Restate all of the data exactly.

[begin SUPPLIED DATA]

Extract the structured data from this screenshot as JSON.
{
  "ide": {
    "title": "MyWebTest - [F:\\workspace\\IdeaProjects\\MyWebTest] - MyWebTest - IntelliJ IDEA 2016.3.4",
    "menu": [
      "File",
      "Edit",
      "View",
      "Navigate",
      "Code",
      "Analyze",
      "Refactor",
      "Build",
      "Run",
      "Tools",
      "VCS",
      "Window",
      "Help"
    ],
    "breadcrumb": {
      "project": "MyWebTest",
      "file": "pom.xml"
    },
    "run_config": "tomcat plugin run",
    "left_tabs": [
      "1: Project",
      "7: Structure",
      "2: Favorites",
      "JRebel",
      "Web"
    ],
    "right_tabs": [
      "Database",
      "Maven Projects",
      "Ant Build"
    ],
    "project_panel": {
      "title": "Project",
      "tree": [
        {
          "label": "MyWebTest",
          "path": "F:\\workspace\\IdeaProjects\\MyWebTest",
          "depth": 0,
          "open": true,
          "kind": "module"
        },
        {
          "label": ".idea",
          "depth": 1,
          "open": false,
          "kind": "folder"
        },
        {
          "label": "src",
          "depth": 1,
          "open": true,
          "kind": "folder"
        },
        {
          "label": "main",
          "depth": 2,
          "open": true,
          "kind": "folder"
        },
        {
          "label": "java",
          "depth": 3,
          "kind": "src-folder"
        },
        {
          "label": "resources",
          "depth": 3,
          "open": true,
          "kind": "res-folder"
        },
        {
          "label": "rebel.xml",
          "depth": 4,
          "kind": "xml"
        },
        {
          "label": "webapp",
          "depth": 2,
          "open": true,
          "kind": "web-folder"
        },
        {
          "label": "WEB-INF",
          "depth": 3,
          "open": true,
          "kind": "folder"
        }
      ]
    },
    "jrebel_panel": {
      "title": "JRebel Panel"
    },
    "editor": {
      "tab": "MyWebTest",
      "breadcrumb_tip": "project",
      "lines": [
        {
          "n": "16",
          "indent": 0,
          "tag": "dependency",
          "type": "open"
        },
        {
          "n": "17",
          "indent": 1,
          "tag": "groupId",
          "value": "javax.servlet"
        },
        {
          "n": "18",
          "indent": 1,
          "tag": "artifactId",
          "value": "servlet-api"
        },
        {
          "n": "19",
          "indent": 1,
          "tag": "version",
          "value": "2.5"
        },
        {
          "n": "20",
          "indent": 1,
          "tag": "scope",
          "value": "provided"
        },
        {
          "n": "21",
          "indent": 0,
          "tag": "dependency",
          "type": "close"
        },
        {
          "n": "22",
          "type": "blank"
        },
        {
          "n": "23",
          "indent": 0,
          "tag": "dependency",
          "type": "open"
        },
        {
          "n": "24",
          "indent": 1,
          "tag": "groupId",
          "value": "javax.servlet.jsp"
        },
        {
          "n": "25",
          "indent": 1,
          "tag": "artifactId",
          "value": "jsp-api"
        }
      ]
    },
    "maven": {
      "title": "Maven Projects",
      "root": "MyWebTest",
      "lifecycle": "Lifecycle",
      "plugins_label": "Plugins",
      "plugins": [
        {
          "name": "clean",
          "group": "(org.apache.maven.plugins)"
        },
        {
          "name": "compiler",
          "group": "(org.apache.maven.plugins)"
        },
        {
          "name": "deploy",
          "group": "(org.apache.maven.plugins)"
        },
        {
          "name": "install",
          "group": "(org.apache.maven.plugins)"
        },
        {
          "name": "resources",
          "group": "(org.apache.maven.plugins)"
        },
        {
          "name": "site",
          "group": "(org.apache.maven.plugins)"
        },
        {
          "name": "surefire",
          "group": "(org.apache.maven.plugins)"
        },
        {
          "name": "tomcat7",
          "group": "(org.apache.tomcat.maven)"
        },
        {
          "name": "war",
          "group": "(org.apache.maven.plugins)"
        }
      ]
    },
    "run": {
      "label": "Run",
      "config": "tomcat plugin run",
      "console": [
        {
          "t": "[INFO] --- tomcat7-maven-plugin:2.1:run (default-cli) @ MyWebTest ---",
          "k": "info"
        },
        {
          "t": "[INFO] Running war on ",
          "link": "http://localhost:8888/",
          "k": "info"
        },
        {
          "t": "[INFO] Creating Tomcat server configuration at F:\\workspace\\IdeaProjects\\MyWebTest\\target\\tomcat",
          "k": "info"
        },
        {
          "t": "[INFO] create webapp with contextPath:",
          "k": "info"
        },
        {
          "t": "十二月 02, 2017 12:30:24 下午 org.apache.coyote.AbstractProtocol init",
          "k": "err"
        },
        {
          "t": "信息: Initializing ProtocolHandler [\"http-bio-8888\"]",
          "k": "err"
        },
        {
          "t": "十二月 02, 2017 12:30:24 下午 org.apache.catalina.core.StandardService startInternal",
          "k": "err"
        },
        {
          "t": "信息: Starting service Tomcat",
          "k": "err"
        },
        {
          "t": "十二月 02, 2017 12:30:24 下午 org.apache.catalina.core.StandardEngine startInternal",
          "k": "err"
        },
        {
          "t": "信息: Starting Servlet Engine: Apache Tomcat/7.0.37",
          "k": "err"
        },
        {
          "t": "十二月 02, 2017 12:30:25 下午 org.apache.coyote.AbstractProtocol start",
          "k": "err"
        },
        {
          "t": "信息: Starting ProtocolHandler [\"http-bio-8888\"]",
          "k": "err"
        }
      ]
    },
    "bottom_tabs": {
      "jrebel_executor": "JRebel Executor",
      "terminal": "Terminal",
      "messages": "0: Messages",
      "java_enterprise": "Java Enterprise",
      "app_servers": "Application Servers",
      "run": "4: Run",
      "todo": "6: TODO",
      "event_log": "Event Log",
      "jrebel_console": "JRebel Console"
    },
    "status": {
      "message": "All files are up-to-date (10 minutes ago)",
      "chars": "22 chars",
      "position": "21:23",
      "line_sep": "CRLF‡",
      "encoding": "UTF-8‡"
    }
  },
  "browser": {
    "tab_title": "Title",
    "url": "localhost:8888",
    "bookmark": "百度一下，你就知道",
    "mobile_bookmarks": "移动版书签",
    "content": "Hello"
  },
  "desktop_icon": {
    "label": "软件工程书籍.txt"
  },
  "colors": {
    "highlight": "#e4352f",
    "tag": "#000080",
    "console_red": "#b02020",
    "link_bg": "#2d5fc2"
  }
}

[end SUPPLIED DATA]

__COMPLETED EXERCISE__.
Extract the structured data from this screenshot as JSON.
{
  "ide": {
    "title": "MyWebTest - [F:\\workspace\\IdeaProjects\\MyWebTest] - MyWebTest - IntelliJ IDEA 2016.3.4",
    "menu": [
      "File",
      "Edit",
      "View",
      "Navigate",
      "Code",
      "Analyze",
      "Refactor",
      "Build",
      "Run",
      "Tools",
      "VCS",
      "Window",
      "Help"
    ],
    "breadcrumb": {
      "project": "MyWebTest",
      "file": "pom.xml"
    },
    "run_config": "tomcat plugin run",
    "left_tabs": [
      "1: Project",
      "7: Structure",
      "2: Favorites",
      "JRebel",
      "Web"
    ],
    "right_tabs": [
      "Database",
      "Maven Projects",
      "Ant Build"
    ],
    "project_panel": {
      "title": "Project",
      "tree": [
        {
          "label": "MyWebTest",
          "path": "F:\\workspace\\IdeaProjects\\MyWebTest",
          "depth": 0,
          "open": true,
          "kind": "module"
        },
        {
          "label": ".idea",
          "depth": 1,
          "open": false,
          "kind": "folder"
        },
        {
          "label": "src",
          "depth": 1,
          "open": true,
          "kind": "folder"
        },
        {
          "label": "main",
          "depth": 2,
          "open": true,
          "kind": "folder"
        },
        {
          "label": "java",
          "depth": 3,
          "kind": "src-folder"
        },
        {
          "label": "resources",
          "depth": 3,
          "open": true,
          "kind": "res-folder"
        },
        {
          "label": "rebel.xml",
          "depth": 4,
          "kind": "xml"
        },
        {
          "label": "webapp",
          "depth": 2,
          "open": true,
          "kind": "web-folder"
        },
        {
          "label": "WEB-INF",
          "depth": 3,
          "open": true,
          "kind": "folder"
        }
      ]
    },
    "jrebel_panel": {
      "title": "JRebel Panel"
    },
    "editor": {
      "tab": "MyWebTest",
      "breadcrumb_tip": "project",
      "lines": [
        {
          "n": "16",
          "indent": 0,
          "tag": "dependency",
          "type": "open"
        },
        {
          "n": "17",
          "indent": 1,
          "tag": "groupId",
          "value": "javax.servlet"
        },
        {
          "n": "18",
          "indent": 1,
          "tag": "artifactId",
          "value": "servlet-api"
        },
        {
          "n": "19",
          "indent": 1,
          "tag": "version",
          "value": "2.5"
        },
        {
          "n": "20",
          "indent": 1,
          "tag": "scope",
          "value": "provided"
        },
        {
          "n": "21",
          "indent": 0,
          "tag": "dependency",
          "type": "close"
        },
        {
          "n": "22",
          "type": "blank"
        },
        {
          "n": "23",
          "indent": 0,
          "tag": "dependency",
          "type": "open"
        },
        {
          "n": "24",
          "indent": 1,
          "tag": "groupId",
          "value": "javax.servlet.jsp"
        },
        {
          "n": "25",
          "indent": 1,
          "tag": "artifactId",
          "value": "jsp-api"
        }
      ]
    },
    "maven": {
      "title": "Maven Projects",
      "root": "MyWebTest",
      "lifecycle": "Lifecycle",
      "plugins_label": "Plugins",
      "plugins": [
        {
          "name": "clean",
          "group": "(org.apache.maven.plugins)"
        },
        {
          "name": "compiler",
          "group": "(org.apache.maven.plugins)"
        },
        {
          "name": "deploy",
          "group": "(org.apache.maven.plugins)"
        },
        {
          "name": "install",
          "group": "(org.apache.maven.plugins)"
        },
        {
          "name": "resources",
          "group": "(org.apache.maven.plugins)"
        },
        {
          "name": "site",
          "group": "(org.apache.maven.plugins)"
        },
        {
          "name": "surefire",
          "group": "(org.apache.maven.plugins)"
        },
        {
          "name": "tomcat7",
          "group": "(org.apache.tomcat.maven)"
        },
        {
          "name": "war",
          "group": "(org.apache.maven.plugins)"
        }
      ]
    },
    "run": {
      "label": "Run",
      "config": "tomcat plugin run",
      "console": [
        {
          "t": "[INFO] --- tomcat7-maven-plugin:2.1:run (default-cli) @ MyWebTest ---",
          "k": "info"
        },
        {
          "t": "[INFO] Running war on ",
          "link": "http://localhost:8888/",
          "k": "info"
        },
        {
          "t": "[INFO] Creating Tomcat server configuration at F:\\workspace\\IdeaProjects\\MyWebTest\\target\\tomcat",
          "k": "info"
        },
        {
          "t": "[INFO] create webapp with contextPath:",
          "k": "info"
        },
        {
          "t": "十二月 02, 2017 12:30:24 下午 org.apache.coyote.AbstractProtocol init",
          "k": "err"
        },
        {
          "t": "信息: Initializing ProtocolHandler [\"http-bio-8888\"]",
          "k": "err"
        },
        {
          "t": "十二月 02, 2017 12:30:24 下午 org.apache.catalina.core.StandardService startInternal",
          "k": "err"
        },
        {
          "t": "信息: Starting service Tomcat",
          "k": "err"
        },
        {
          "t": "十二月 02, 2017 12:30:24 下午 org.apache.catalina.core.StandardEngine startInternal",
          "k": "err"
        },
        {
          "t": "信息: Starting Servlet Engine: Apache Tomcat/7.0.37",
          "k": "err"
        },
        {
          "t": "十二月 02, 2017 12:30:25 下午 org.apache.coyote.AbstractProtocol start",
          "k": "err"
        },
        {
          "t": "信息: Starting ProtocolHandler [\"http-bio-8888\"]",
          "k": "err"
        }
      ]
    },
    "bottom_tabs": {
      "jrebel_executor": "JRebel Executor",
      "terminal": "Terminal",
      "messages": "0: Messages",
      "java_enterprise": "Java Enterprise",
      "app_servers": "Application Servers",
      "run": "4: Run",
      "todo": "6: TODO",
      "event_log": "Event Log",
      "jrebel_console": "JRebel Console"
    },
    "status": {
      "message": "All files are up-to-date (10 minutes ago)",
      "chars": "22 chars",
      "position": "21:23",
      "line_sep": "CRLF‡",
      "encoding": "UTF-8‡"
    }
  },
  "browser": {
    "tab_title": "Title",
    "url": "localhost:8888",
    "bookmark": "百度一下，你就知道",
    "mobile_bookmarks": "移动版书签",
    "content": "Hello"
  },
  "desktop_icon": {
    "label": "软件工程书籍.txt"
  },
  "colors": {
    "highlight": "#e4352f",
    "tag": "#000080",
    "console_red": "#b02020",
    "link_bg": "#2d5fc2"
  }
}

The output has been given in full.